The experience of travelling to a new destination can be an exciting and wonderful opportunity to explore life. It can also be exhausting, stressful and time consuming.
In our busy lives, we can spend a lot of our time travelling. Whether it’s for work or pleasure, and whether it’s our daily commute or a long distance trip. Think about how much time you spend on the train, on the bus, in your car, on a flight, or walking from one place to another.
Nine Travel Meditation Tips To Remember
A traveller doesn’t need to give up on meditation. In fact, being able to meditate as you travel can ease the little frustrations that occur with delays, queues, and unexpected obstacles that are a familiar part of the travel experience.
1. Be in the present moment.
[One] purpose of meditation is to ground you in the moment and to help you become more aware of your surroundings. When travelling, you’re already more aware of things around you because they’re new. Yet, you can’t possibly take in everything and the novelty itself can be a form of minor distress until you feel comfortable with it. Meditation can help you bridge the shock of the new with the comfort of enjoying learning about many new things and meeting new people. Meditation will also help you to be mindful of anything that you need to be paying more attention to during your travels.
2. Meditate when you’re a passenger.

INPUT FOR THIS TASK >>
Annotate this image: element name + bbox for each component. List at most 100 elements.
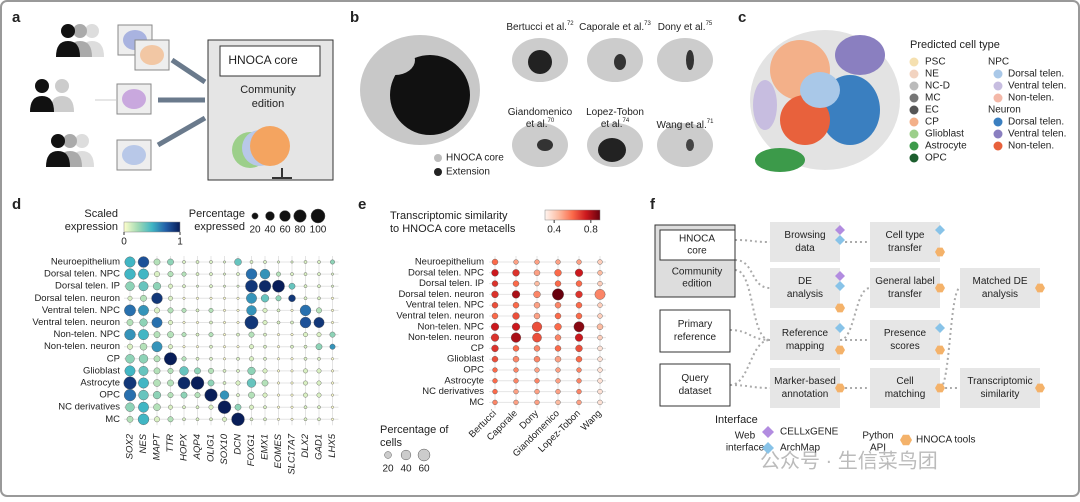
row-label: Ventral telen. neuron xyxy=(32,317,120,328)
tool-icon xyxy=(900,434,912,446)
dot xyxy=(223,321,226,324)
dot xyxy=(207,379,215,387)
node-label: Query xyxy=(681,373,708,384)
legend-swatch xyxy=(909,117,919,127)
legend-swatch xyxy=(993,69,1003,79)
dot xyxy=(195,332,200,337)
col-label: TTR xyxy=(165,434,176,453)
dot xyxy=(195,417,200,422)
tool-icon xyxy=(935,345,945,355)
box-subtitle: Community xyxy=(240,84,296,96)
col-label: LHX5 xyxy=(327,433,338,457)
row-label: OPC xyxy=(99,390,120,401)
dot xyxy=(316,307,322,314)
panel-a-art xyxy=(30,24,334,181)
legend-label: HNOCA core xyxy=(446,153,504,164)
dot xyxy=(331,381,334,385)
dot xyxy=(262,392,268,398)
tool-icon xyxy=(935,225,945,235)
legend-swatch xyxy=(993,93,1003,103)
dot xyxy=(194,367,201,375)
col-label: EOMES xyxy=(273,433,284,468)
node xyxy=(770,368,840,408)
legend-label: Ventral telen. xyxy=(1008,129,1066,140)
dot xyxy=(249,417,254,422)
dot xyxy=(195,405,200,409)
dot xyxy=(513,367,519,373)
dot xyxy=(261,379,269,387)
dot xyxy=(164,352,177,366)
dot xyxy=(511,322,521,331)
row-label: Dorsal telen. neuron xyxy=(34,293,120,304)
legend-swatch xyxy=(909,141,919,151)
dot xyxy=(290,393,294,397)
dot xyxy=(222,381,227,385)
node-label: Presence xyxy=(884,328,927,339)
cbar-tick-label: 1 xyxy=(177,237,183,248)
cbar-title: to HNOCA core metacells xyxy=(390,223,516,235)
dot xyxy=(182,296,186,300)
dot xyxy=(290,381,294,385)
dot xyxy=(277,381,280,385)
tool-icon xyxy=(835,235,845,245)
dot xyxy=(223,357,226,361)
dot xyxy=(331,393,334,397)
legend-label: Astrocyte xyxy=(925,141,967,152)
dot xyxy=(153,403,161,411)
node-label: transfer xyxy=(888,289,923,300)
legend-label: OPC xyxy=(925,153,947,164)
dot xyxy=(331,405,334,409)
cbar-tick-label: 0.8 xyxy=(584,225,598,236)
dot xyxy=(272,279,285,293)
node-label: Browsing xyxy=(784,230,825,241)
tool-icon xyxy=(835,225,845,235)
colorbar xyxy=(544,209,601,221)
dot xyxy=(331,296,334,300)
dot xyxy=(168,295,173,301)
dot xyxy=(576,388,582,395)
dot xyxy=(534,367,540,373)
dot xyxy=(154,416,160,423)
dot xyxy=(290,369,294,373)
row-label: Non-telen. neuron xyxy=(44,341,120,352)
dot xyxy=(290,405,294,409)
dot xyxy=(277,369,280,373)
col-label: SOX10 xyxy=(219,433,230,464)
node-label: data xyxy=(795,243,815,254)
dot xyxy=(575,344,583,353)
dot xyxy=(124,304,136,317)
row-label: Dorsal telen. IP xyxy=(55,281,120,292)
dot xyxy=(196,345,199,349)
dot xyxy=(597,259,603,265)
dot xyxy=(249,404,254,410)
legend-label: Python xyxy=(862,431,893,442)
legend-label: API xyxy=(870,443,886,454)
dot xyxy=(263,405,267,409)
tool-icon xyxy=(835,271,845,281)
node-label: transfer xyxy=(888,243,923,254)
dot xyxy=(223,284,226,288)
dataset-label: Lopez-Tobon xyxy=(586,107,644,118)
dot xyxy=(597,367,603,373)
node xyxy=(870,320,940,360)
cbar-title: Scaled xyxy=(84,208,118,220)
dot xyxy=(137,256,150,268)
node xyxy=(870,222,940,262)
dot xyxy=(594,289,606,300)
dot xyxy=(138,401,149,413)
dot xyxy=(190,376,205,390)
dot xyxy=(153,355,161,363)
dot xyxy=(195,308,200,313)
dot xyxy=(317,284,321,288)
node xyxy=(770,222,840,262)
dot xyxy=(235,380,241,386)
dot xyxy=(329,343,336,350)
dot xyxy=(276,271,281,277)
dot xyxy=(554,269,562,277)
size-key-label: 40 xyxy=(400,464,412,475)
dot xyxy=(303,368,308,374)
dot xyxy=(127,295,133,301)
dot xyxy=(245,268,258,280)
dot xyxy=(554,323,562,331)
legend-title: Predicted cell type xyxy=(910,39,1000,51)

TO DO >>
1 > Return the full travel meditation text word for word.
2 > Rename "legend-swatch" to "legend-marker" in the entries, everywhere from the line containing "row-label: Ventral telen." down to the line containing "dot xyxy=(195,417,200,422)". Give back only those lines, with nothing else altered.

SOLUTIONS TO THE PROBLEMS >>
1 >
The experience of travelling to a new destination can be an exciting and wonderful opportunity to explore life. It can also be exhausting, stressful and time consuming.
In our busy lives, we can spend a lot of our time travelling. Whether it’s for work or pleasure, and whether it’s our daily commute or a long distance trip. Think about how much time you spend on the train, on the bus, in your car, on a flight, or walking from one place to another.
Nine Travel Meditation Tips To Remember
A traveller doesn’t need to give up on meditation. In fact, being able to meditate as you travel can ease the little frustrations that occur with delays, queues, and unexpected obstacles that are a familiar part of the travel experience.
1. Be in the present moment.
[One] purpose of meditation is to ground you in the moment and to help you become more aware of your surroundings. When travelling, you’re already more aware of things around you because they’re new. Yet, you can’t possibly take in everything and the novelty itself can be a form of minor distress until you feel comfortable with it. Meditation can help you bridge the shock of the new with the comfort of enjoying learning about many new things and meeting new people. Meditation will also help you to be mindful of anything that you need to be paying more attention to during your travels.
2. Meditate when you’re a passenger.

2 >
row-label: Ventral telen. neuron xyxy=(32,317,120,328)
tool-icon xyxy=(900,434,912,446)
dot xyxy=(223,321,226,324)
dot xyxy=(207,379,215,387)
node-label: Query xyxy=(681,373,708,384)
legend-marker xyxy=(909,117,919,127)
legend-marker xyxy=(993,69,1003,79)
dot xyxy=(195,332,200,337)
col-label: TTR xyxy=(165,434,176,453)
dot xyxy=(195,417,200,422)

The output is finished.